What to work on => Quote the data below in full, please, without altering anything.
# Start of Records supplied
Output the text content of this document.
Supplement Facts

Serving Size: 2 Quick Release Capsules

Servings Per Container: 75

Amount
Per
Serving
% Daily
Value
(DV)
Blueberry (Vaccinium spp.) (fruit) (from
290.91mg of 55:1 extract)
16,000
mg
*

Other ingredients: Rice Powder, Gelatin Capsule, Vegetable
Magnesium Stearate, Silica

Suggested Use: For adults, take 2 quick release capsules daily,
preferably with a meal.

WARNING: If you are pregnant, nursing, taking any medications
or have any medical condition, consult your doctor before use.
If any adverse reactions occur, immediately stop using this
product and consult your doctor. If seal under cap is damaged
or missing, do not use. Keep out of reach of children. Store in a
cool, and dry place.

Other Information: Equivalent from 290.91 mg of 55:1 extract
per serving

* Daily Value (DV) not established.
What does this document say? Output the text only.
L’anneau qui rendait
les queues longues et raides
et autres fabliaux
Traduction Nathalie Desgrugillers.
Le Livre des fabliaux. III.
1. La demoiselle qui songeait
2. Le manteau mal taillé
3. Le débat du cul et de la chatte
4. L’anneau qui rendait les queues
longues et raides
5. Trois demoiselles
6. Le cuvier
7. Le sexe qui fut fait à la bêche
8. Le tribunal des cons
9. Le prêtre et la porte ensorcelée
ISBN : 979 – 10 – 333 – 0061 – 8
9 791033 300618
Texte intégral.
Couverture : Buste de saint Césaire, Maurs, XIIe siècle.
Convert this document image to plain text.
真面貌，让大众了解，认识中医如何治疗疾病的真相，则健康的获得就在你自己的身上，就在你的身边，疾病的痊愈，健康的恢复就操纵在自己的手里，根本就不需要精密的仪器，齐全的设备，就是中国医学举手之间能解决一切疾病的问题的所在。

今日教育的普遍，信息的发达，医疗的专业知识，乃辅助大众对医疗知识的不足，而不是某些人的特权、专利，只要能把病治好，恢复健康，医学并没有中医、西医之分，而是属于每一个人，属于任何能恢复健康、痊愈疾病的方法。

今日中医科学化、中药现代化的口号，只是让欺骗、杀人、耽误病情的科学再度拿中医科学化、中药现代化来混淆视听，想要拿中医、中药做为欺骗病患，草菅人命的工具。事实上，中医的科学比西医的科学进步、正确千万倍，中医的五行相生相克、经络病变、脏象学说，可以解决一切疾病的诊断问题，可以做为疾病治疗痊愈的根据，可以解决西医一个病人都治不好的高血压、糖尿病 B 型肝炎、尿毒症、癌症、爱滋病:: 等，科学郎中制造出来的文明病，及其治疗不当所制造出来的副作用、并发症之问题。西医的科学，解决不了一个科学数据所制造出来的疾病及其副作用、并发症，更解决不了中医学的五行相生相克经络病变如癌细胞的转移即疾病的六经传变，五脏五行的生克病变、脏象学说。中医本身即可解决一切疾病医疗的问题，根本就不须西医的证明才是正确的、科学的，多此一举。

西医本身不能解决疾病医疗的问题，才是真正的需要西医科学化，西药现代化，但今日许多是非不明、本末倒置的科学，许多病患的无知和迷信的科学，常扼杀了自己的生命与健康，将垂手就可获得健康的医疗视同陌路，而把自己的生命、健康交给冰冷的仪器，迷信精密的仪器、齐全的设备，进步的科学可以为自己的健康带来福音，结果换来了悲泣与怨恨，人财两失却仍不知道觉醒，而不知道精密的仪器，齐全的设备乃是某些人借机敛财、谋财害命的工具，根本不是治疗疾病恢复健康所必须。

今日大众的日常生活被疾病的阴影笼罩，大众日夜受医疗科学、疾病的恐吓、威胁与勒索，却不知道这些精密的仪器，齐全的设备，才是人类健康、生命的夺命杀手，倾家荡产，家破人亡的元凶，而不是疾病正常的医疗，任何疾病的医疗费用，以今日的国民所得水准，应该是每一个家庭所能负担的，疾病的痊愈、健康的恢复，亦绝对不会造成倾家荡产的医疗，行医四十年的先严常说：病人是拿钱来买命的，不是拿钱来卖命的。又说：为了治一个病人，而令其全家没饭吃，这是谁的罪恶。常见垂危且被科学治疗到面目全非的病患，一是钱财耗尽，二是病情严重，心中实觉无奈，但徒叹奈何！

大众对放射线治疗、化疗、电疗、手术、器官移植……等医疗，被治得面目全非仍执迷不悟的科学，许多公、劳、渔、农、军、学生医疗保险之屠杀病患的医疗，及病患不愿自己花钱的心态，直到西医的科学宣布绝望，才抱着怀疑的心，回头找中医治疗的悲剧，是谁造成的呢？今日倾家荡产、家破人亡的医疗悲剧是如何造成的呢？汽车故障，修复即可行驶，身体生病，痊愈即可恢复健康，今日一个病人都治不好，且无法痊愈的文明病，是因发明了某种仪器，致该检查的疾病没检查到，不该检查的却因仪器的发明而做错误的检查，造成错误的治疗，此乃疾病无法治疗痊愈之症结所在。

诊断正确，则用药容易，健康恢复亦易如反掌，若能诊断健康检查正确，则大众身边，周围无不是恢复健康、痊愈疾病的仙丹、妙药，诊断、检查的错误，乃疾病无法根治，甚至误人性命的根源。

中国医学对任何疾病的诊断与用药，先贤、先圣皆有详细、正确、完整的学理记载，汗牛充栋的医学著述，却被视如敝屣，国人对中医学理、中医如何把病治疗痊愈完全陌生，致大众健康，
# End of Records supplied
Finished exercise =>
Output the text content of this document.
Supplement Facts

Serving Size: 2 Quick Release Capsules

Servings Per Container: 75

Amount
Per
Serving
% Daily
Value
(DV)
Blueberry (Vaccinium spp.) (fruit) (from
290.91mg of 55:1 extract)
16,000
mg
*

Other ingredients: Rice Powder, Gelatin Capsule, Vegetable
Magnesium Stearate, Silica

Suggested Use: For adults, take 2 quick release capsules daily,
preferably with a meal.

WARNING: If you are pregnant, nursing, taking any medications
or have any medical condition, consult your doctor before use.
If any adverse reactions occur, immediately stop using this
product and consult your doctor. If seal under cap is damaged
or missing, do not use. Keep out of reach of children. Store in a
cool, and dry place.

Other Information: Equivalent from 290.91 mg of 55:1 extract
per serving

* Daily Value (DV) not established.
What does this document say? Output the text only.
L’anneau qui rendait
les queues longues et raides
et autres fabliaux
Traduction Nathalie Desgrugillers.
Le Livre des fabliaux. III.
1. La demoiselle qui songeait
2. Le manteau mal taillé
3. Le débat du cul et de la chatte
4. L’anneau qui rendait les queues
longues et raides
5. Trois demoiselles
6. Le cuvier
7. Le sexe qui fut fait à la bêche
8. Le tribunal des cons
9. Le prêtre et la porte ensorcelée
ISBN : 979 – 10 – 333 – 0061 – 8
9 791033 300618
Texte intégral.
Couverture : Buste de saint Césaire, Maurs, XIIe siècle.
Convert this document image to plain text.
真面貌，让大众了解，认识中医如何治疗疾病的真相，则健康的获得就在你自己的身上，就在你的身边，疾病的痊愈，健康的恢复就操纵在自己的手里，根本就不需要精密的仪器，齐全的设备，就是中国医学举手之间能解决一切疾病的问题的所在。

今日教育的普遍，信息的发达，医疗的专业知识，乃辅助大众对医疗知识的不足，而不是某些人的特权、专利，只要能把病治好，恢复健康，医学并没有中医、西医之分，而是属于每一个人，属于任何能恢复健康、痊愈疾病的方法。

今日中医科学化、中药现代化的口号，只是让欺骗、杀人、耽误病情的科学再度拿中医科学化、中药现代化来混淆视听，想要拿中医、中药做为欺骗病患，草菅人命的工具。事实上，中医的科学比西医的科学进步、正确千万倍，中医的五行相生相克、经络病变、脏象学说，可以解决一切疾病的诊断问题，可以做为疾病治疗痊愈的根据，可以解决西医一个病人都治不好的高血压、糖尿病 B 型肝炎、尿毒症、癌症、爱滋病:: 等，科学郎中制造出来的文明病，及其治疗不当所制造出来的副作用、并发症之问题。西医的科学，解决不了一个科学数据所制造出来的疾病及其副作用、并发症，更解决不了中医学的五行相生相克经络病变如癌细胞的转移即疾病的六经传变，五脏五行的生克病变、脏象学说。中医本身即可解决一切疾病医疗的问题，根本就不须西医的证明才是正确的、科学的，多此一举。

西医本身不能解决疾病医疗的问题，才是真正的需要西医科学化，西药现代化，但今日许多是非不明、本末倒置的科学，许多病患的无知和迷信的科学，常扼杀了自己的生命与健康，将垂手就可获得健康的医疗视同陌路，而把自己的生命、健康交给冰冷的仪器，迷信精密的仪器、齐全的设备，进步的科学可以为自己的健康带来福音，结果换来了悲泣与怨恨，人财两失却仍不知道觉醒，而不知道精密的仪器，齐全的设备乃是某些人借机敛财、谋财害命的工具，根本不是治疗疾病恢复健康所必须。

今日大众的日常生活被疾病的阴影笼罩，大众日夜受医疗科学、疾病的恐吓、威胁与勒索，却不知道这些精密的仪器，齐全的设备，才是人类健康、生命的夺命杀手，倾家荡产，家破人亡的元凶，而不是疾病正常的医疗，任何疾病的医疗费用，以今日的国民所得水准，应该是每一个家庭所能负担的，疾病的痊愈、健康的恢复，亦绝对不会造成倾家荡产的医疗，行医四十年的先严常说：病人是拿钱来买命的，不是拿钱来卖命的。又说：为了治一个病人，而令其全家没饭吃，这是谁的罪恶。常见垂危且被科学治疗到面目全非的病患，一是钱财耗尽，二是病情严重，心中实觉无奈，但徒叹奈何！

大众对放射线治疗、化疗、电疗、手术、器官移植……等医疗，被治得面目全非仍执迷不悟的科学，许多公、劳、渔、农、军、学生医疗保险之屠杀病患的医疗，及病患不愿自己花钱的心态，直到西医的科学宣布绝望，才抱着怀疑的心，回头找中医治疗的悲剧，是谁造成的呢？今日倾家荡产、家破人亡的医疗悲剧是如何造成的呢？汽车故障，修复即可行驶，身体生病，痊愈即可恢复健康，今日一个病人都治不好，且无法痊愈的文明病，是因发明了某种仪器，致该检查的疾病没检查到，不该检查的却因仪器的发明而做错误的检查，造成错误的治疗，此乃疾病无法治疗痊愈之症结所在。

诊断正确，则用药容易，健康恢复亦易如反掌，若能诊断健康检查正确，则大众身边，周围无不是恢复健康、痊愈疾病的仙丹、妙药，诊断、检查的错误，乃疾病无法根治，甚至误人性命的根源。

中国医学对任何疾病的诊断与用药，先贤、先圣皆有详细、正确、完整的学理记载，汗牛充栋的医学著述，却被视如敝屣，国人对中医学理、中医如何把病治疗痊愈完全陌生，致大众健康，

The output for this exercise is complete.